WHAT IS NEEDED |
Could you render the data as a Markdown table with the columns "No." and "Line", giving one row per line and omitting blank lines? Start at the first line of the data and stop after the line that contains "square-c4[interactable] bbox=[122, 209, 186, 266]".

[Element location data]
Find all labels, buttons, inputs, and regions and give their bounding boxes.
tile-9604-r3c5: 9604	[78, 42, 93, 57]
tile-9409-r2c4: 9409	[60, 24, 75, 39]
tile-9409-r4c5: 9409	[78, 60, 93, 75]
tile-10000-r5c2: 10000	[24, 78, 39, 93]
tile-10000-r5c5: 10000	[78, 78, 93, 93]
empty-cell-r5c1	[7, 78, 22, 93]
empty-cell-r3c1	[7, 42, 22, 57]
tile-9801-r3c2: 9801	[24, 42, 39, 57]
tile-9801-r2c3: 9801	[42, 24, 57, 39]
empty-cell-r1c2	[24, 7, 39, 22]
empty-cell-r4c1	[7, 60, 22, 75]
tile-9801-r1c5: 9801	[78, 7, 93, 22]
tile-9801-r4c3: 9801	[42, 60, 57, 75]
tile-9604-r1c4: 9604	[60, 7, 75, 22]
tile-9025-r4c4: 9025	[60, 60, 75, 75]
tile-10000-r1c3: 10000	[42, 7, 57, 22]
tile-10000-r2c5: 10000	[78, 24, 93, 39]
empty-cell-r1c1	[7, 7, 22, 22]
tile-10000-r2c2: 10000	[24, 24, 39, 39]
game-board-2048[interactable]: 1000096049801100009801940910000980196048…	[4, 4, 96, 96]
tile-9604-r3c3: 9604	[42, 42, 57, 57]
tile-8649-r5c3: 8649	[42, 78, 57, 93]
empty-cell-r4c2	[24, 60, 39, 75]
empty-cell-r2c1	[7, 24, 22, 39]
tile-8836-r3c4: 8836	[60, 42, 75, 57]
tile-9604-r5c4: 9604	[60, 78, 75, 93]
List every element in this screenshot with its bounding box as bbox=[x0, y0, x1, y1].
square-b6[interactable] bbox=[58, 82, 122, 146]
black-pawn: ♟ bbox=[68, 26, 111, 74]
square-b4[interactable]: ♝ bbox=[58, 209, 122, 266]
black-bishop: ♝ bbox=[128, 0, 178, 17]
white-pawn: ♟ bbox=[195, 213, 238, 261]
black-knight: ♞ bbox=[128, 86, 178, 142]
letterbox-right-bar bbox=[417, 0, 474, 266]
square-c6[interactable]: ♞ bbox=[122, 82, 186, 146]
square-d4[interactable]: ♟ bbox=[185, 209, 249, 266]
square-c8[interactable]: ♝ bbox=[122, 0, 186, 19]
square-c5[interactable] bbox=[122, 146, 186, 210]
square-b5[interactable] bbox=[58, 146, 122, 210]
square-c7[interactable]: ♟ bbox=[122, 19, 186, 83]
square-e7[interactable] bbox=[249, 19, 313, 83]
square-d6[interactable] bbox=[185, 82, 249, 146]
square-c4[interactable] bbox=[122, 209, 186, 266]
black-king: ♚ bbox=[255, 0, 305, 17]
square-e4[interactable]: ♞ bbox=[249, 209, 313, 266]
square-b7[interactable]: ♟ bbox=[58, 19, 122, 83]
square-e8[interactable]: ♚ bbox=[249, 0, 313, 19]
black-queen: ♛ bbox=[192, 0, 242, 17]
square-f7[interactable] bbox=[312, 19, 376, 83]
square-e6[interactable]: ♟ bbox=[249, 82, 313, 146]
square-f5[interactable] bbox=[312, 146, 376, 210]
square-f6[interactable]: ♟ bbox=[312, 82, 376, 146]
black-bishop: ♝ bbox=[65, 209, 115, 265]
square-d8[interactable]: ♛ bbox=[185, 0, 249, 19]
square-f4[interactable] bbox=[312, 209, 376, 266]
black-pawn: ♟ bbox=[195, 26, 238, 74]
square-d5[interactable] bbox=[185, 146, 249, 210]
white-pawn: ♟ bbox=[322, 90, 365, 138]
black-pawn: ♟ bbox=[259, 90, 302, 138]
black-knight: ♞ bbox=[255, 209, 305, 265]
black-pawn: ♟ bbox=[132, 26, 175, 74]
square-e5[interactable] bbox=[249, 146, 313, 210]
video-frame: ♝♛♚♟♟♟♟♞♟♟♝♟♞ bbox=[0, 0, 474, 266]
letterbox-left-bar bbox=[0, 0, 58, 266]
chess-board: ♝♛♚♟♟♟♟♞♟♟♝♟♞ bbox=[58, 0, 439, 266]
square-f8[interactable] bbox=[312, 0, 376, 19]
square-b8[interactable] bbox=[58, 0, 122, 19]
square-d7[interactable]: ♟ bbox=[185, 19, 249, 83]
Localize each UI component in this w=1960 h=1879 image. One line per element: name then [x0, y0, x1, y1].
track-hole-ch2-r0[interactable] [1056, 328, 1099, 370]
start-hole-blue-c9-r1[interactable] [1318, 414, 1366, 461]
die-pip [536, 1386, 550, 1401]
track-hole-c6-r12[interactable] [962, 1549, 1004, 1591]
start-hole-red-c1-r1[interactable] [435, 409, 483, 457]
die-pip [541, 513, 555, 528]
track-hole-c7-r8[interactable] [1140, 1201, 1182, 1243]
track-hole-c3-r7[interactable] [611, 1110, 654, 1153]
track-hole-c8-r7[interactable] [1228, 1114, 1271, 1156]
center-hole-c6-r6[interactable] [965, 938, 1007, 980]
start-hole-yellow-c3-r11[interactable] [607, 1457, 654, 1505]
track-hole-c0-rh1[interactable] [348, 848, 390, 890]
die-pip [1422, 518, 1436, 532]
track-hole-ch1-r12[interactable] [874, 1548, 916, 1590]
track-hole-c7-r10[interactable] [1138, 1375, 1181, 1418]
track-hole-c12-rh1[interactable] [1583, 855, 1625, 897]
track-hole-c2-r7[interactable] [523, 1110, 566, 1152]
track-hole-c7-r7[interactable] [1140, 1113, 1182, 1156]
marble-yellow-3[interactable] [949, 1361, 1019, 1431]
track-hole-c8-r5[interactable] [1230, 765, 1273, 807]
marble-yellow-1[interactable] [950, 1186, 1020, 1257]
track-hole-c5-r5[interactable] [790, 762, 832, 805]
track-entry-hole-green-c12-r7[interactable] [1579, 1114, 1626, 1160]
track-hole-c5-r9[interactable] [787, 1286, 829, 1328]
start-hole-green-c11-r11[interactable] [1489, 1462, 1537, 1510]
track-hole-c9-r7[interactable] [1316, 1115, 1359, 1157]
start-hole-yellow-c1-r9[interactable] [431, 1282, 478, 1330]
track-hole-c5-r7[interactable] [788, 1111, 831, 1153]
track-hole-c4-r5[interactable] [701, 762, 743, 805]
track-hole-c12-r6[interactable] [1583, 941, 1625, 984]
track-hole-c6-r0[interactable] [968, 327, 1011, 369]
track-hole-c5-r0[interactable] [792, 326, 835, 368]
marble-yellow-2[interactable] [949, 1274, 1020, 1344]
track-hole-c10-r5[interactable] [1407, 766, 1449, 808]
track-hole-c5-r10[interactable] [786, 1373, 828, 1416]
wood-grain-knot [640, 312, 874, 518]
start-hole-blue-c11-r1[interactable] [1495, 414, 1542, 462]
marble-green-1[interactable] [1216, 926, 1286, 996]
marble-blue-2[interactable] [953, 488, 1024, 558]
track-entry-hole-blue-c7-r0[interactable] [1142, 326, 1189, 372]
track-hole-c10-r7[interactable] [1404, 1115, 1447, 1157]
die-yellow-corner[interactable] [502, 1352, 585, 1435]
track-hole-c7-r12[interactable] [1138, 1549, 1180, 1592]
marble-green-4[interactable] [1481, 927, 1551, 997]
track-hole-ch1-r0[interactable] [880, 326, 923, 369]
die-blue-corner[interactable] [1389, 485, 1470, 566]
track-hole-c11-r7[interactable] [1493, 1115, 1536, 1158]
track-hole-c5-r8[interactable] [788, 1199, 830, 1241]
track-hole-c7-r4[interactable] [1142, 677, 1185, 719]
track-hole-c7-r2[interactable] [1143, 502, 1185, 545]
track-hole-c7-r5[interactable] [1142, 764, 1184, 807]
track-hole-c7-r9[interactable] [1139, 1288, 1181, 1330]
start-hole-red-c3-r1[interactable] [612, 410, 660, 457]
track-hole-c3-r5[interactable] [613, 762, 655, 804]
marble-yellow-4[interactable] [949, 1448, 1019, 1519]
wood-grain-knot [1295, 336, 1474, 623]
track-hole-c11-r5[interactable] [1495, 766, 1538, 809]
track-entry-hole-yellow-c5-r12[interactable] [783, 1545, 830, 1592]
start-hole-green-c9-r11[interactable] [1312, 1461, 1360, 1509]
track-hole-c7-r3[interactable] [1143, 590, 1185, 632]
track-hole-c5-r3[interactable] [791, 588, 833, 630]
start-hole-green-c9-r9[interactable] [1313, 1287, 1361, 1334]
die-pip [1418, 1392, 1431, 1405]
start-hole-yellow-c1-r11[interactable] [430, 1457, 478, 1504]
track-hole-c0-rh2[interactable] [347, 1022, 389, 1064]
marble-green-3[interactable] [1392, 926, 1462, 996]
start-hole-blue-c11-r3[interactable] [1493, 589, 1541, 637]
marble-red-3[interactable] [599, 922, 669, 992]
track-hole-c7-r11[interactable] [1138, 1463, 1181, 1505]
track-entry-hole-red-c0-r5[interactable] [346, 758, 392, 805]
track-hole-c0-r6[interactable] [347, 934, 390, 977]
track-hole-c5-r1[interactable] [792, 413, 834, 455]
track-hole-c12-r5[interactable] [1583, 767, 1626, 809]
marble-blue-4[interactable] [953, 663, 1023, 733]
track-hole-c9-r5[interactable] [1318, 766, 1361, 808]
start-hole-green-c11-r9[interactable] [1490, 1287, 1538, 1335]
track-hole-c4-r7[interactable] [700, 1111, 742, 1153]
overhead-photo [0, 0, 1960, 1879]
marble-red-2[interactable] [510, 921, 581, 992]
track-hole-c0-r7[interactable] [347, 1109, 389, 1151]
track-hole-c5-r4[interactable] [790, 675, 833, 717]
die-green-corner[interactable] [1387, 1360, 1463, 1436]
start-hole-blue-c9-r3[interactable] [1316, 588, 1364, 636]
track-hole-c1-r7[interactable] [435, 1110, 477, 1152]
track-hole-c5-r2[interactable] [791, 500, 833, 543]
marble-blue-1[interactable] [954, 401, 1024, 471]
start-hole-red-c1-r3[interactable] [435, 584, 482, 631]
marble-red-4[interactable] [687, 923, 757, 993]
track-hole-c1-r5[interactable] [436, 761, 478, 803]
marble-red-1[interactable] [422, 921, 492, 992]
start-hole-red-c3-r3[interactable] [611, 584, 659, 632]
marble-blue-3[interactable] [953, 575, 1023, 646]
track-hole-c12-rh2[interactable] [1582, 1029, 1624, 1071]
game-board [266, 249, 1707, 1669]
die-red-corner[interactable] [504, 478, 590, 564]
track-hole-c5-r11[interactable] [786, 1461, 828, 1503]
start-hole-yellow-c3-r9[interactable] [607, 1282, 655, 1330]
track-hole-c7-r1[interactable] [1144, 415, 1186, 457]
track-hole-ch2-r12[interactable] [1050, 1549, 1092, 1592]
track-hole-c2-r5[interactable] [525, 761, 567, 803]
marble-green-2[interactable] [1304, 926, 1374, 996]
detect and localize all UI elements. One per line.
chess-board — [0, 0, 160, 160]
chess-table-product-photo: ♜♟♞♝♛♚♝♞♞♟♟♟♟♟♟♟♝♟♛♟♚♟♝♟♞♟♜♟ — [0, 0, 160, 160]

RESPONSE TO THIS TASK |
| No. | Line |
|---|---|
| 1 | Find all labels, buttons, inputs, and regions and give their bounding boxes. |
| 2 | tile-9604-r3c5: 9604	[78, 42, 93, 57] |
| 3 | tile-9409-r2c4: 9409	[60, 24, 75, 39] |
| 4 | tile-9409-r4c5: 9409	[78, 60, 93, 75] |
| 5 | tile-10000-r5c2: 10000	[24, 78, 39, 93] |
| 6 | tile-10000-r5c5: 10000	[78, 78, 93, 93] |
| 7 | empty-cell-r5c1	[7, 78, 22, 93] |
| 8 | empty-cell-r3c1	[7, 42, 22, 57] |
| 9 | tile-9801-r3c2: 9801	[24, 42, 39, 57] |
| 10 | tile-9801-r2c3: 9801	[42, 24, 57, 39] |
| 11 | empty-cell-r1c2	[24, 7, 39, 22] |
| 12 | empty-cell-r4c1	[7, 60, 22, 75] |
| 13 | tile-9801-r1c5: 9801	[78, 7, 93, 22] |
| 14 | tile-9801-r4c3: 9801	[42, 60, 57, 75] |
| 15 | tile-9604-r1c4: 9604	[60, 7, 75, 22] |
| 16 | tile-9025-r4c4: 9025	[60, 60, 75, 75] |
| 17 | tile-10000-r1c3: 10000	[42, 7, 57, 22] |
| 18 | tile-10000-r2c5: 10000	[78, 24, 93, 39] |
| 19 | empty-cell-r1c1	[7, 7, 22, 22] |
| 20 | tile-10000-r2c2: 10000	[24, 24, 39, 39] |
| 21 | game-board-2048[interactable]: 1000096049801100009801940910000980196048…	[4, 4, 96, 96] |
| 22 | tile-9604-r3c3: 9604	[42, 42, 57, 57] |
| 23 | tile-8649-r5c3: 8649	[42, 78, 57, 93] |
| 24 | empty-cell-r4c2	[24, 60, 39, 75] |
| 25 | empty-cell-r2c1	[7, 24, 22, 39] |
| 26 | tile-8836-r3c4: 8836	[60, 42, 75, 57] |
| 27 | tile-9604-r5c4: 9604	[60, 78, 75, 93] |
| 28 | List every element in this screenshot with its bounding box as bbox=[x0, y0, x1, y1]. |
| 29 | square-b6[interactable] bbox=[58, 82, 122, 146] |
| 30 | black-pawn: ♟ bbox=[68, 26, 111, 74] |
| 31 | square-b4[interactable]: ♝ bbox=[58, 209, 122, 266] |
| 32 | black-bishop: ♝ bbox=[128, 0, 178, 17] |
| 33 | white-pawn: ♟ bbox=[195, 213, 238, 261] |
| 34 | black-knight: ♞ bbox=[128, 86, 178, 142] |
| 35 | letterbox-right-bar bbox=[417, 0, 474, 266] |
| 36 | square-c6[interactable]: ♞ bbox=[122, 82, 186, 146] |
| 37 | square-d4[interactable]: ♟ bbox=[185, 209, 249, 266] |
| 38 | square-c8[interactable]: ♝ bbox=[122, 0, 186, 19] |
| 39 | square-c5[interactable] bbox=[122, 146, 186, 210] |
| 40 | square-b5[interactable] bbox=[58, 146, 122, 210] |
| 41 | square-c7[interactable]: ♟ bbox=[122, 19, 186, 83] |
| 42 | square-e7[interactable] bbox=[249, 19, 313, 83] |
| 43 | square-d6[interactable] bbox=[185, 82, 249, 146] |
| 44 | square-c4[interactable] bbox=[122, 209, 186, 266] |